--- begin ---

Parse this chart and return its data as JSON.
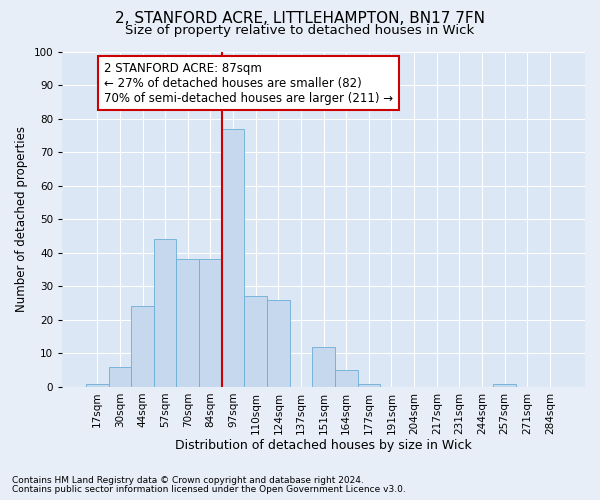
{
  "title1": "2, STANFORD ACRE, LITTLEHAMPTON, BN17 7FN",
  "title2": "Size of property relative to detached houses in Wick",
  "xlabel": "Distribution of detached houses by size in Wick",
  "ylabel": "Number of detached properties",
  "footnote1": "Contains HM Land Registry data © Crown copyright and database right 2024.",
  "footnote2": "Contains public sector information licensed under the Open Government Licence v3.0.",
  "bin_labels": [
    "17sqm",
    "30sqm",
    "44sqm",
    "57sqm",
    "70sqm",
    "84sqm",
    "97sqm",
    "110sqm",
    "124sqm",
    "137sqm",
    "151sqm",
    "164sqm",
    "177sqm",
    "191sqm",
    "204sqm",
    "217sqm",
    "231sqm",
    "244sqm",
    "257sqm",
    "271sqm",
    "284sqm"
  ],
  "bar_values": [
    1,
    6,
    24,
    44,
    38,
    38,
    77,
    27,
    26,
    0,
    12,
    5,
    1,
    0,
    0,
    0,
    0,
    0,
    1,
    0,
    0
  ],
  "bar_color": "#c5d8ee",
  "bar_edge_color": "#6baed6",
  "vline_index": 6,
  "vline_color": "#cc0000",
  "annotation_text": "2 STANFORD ACRE: 87sqm\n← 27% of detached houses are smaller (82)\n70% of semi-detached houses are larger (211) →",
  "annotation_box_color": "white",
  "annotation_box_edge_color": "#cc0000",
  "ylim": [
    0,
    100
  ],
  "yticks": [
    0,
    10,
    20,
    30,
    40,
    50,
    60,
    70,
    80,
    90,
    100
  ],
  "background_color": "#e8eef7",
  "plot_background_color": "#dce7f5",
  "grid_color": "white",
  "title1_fontsize": 11,
  "title2_fontsize": 9.5,
  "annotation_fontsize": 8.5,
  "tick_fontsize": 7.5,
  "xlabel_fontsize": 9,
  "ylabel_fontsize": 8.5,
  "footnote_fontsize": 6.5
}
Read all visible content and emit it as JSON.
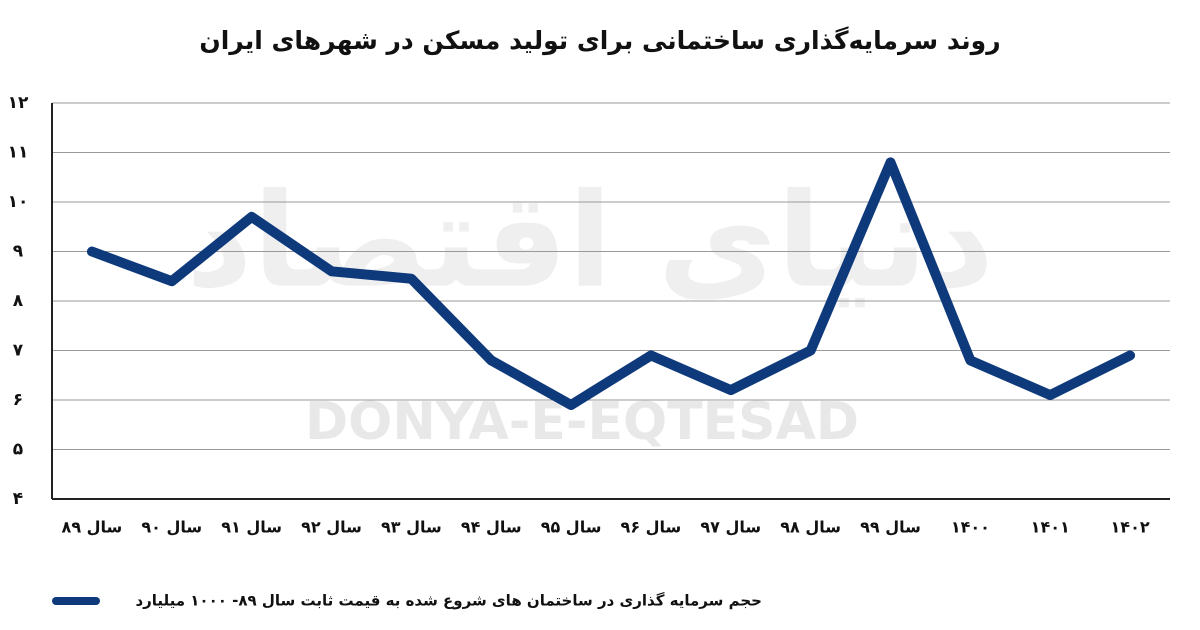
{
  "chart_data": {
    "type": "line",
    "title": "روند سرمایه‌گذاری ساختمانی برای تولید مسکن در شهرهای ایران",
    "watermark": [
      "دنیای اقتصاد",
      "DONYA-E-EQTESAD"
    ],
    "categories": [
      "سال ۸۹",
      "سال ۹۰",
      "سال ۹۱",
      "سال ۹۲",
      "سال ۹۳",
      "سال ۹۴",
      "سال ۹۵",
      "سال ۹۶",
      "سال ۹۷",
      "سال ۹۸",
      "سال ۹۹",
      "۱۴۰۰",
      "۱۴۰۱",
      "۱۴۰۲"
    ],
    "series": [
      {
        "name": "حجم سرمایه گذاری در ساختمان های شروع شده به قیمت ثابت سال ۸۹- ۱۰۰۰ میلیارد",
        "color": "#0e3a7c",
        "values": [
          9.0,
          8.4,
          9.7,
          8.6,
          8.45,
          6.8,
          5.9,
          6.9,
          6.2,
          7.0,
          10.8,
          6.8,
          6.1,
          6.9
        ]
      }
    ],
    "ylim": [
      4,
      12
    ],
    "yticks": [
      {
        "value": 4,
        "label": "۴"
      },
      {
        "value": 5,
        "label": "۵"
      },
      {
        "value": 6,
        "label": "۶"
      },
      {
        "value": 7,
        "label": "۷"
      },
      {
        "value": 8,
        "label": "۸"
      },
      {
        "value": 9,
        "label": "۹"
      },
      {
        "value": 10,
        "label": "۱۰"
      },
      {
        "value": 11,
        "label": "۱۱"
      },
      {
        "value": 12,
        "label": "۱۲"
      }
    ],
    "grid": true
  }
}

--- end ---

__Work to complete__: Go through the listing above and quote it exactly, apart from its images.

__Reply to the task__:
Parse this chart and return its data as JSON.
{
  "title1": "2, STANFORD ACRE, LITTLEHAMPTON, BN17 7FN",
  "title2": "Size of property relative to detached houses in Wick",
  "xlabel": "Distribution of detached houses by size in Wick",
  "ylabel": "Number of detached properties",
  "footnote1": "Contains HM Land Registry data © Crown copyright and database right 2024.",
  "footnote2": "Contains public sector information licensed under the Open Government Licence v3.0.",
  "bin_labels": [
    "17sqm",
    "30sqm",
    "44sqm",
    "57sqm",
    "70sqm",
    "84sqm",
    "97sqm",
    "110sqm",
    "124sqm",
    "137sqm",
    "151sqm",
    "164sqm",
    "177sqm",
    "191sqm",
    "204sqm",
    "217sqm",
    "231sqm",
    "244sqm",
    "257sqm",
    "271sqm",
    "284sqm"
  ],
  "bar_values": [
    1,
    6,
    24,
    44,
    38,
    38,
    77,
    27,
    26,
    0,
    12,
    5,
    1,
    0,
    0,
    0,
    0,
    0,
    1,
    0,
    0
  ],
  "bar_color": "#c5d8ee",
  "bar_edge_color": "#6baed6",
  "vline_index": 6,
  "vline_color": "#cc0000",
  "annotation_text": "2 STANFORD ACRE: 87sqm\n← 27% of detached houses are smaller (82)\n70% of semi-detached houses are larger (211) →",
  "annotation_box_color": "white",
  "annotation_box_edge_color": "#cc0000",
  "ylim": [
    0,
    100
  ],
  "yticks": [
    0,
    10,
    20,
    30,
    40,
    50,
    60,
    70,
    80,
    90,
    100
  ],
  "background_color": "#e8eef7",
  "plot_background_color": "#dce7f5",
  "grid_color": "white",
  "title1_fontsize": 11,
  "title2_fontsize": 9.5,
  "annotation_fontsize": 8.5,
  "tick_fontsize": 7.5,
  "xlabel_fontsize": 9,
  "ylabel_fontsize": 8.5,
  "footnote_fontsize": 6.5
}
Read all visible content and emit it as JSON.
{
  "chart_data": {
    "type": "line",
    "title": "روند سرمایه‌گذاری ساختمانی برای تولید مسکن در شهرهای ایران",
    "watermark": [
      "دنیای اقتصاد",
      "DONYA-E-EQTESAD"
    ],
    "categories": [
      "سال ۸۹",
      "سال ۹۰",
      "سال ۹۱",
      "سال ۹۲",
      "سال ۹۳",
      "سال ۹۴",
      "سال ۹۵",
      "سال ۹۶",
      "سال ۹۷",
      "سال ۹۸",
      "سال ۹۹",
      "۱۴۰۰",
      "۱۴۰۱",
      "۱۴۰۲"
    ],
    "series": [
      {
        "name": "حجم سرمایه گذاری در ساختمان های شروع شده به قیمت ثابت سال ۸۹- ۱۰۰۰ میلیارد",
        "color": "#0e3a7c",
        "values": [
          9.0,
          8.4,
          9.7,
          8.6,
          8.45,
          6.8,
          5.9,
          6.9,
          6.2,
          7.0,
          10.8,
          6.8,
          6.1,
          6.9
        ]
      }
    ],
    "ylim": [
      4,
      12
    ],
    "yticks": [
      {
        "value": 4,
        "label": "۴"
      },
      {
        "value": 5,
        "label": "۵"
      },
      {
        "value": 6,
        "label": "۶"
      },
      {
        "value": 7,
        "label": "۷"
      },
      {
        "value": 8,
        "label": "۸"
      },
      {
        "value": 9,
        "label": "۹"
      },
      {
        "value": 10,
        "label": "۱۰"
      },
      {
        "value": 11,
        "label": "۱۱"
      },
      {
        "value": 12,
        "label": "۱۲"
      }
    ],
    "grid": true
  }
}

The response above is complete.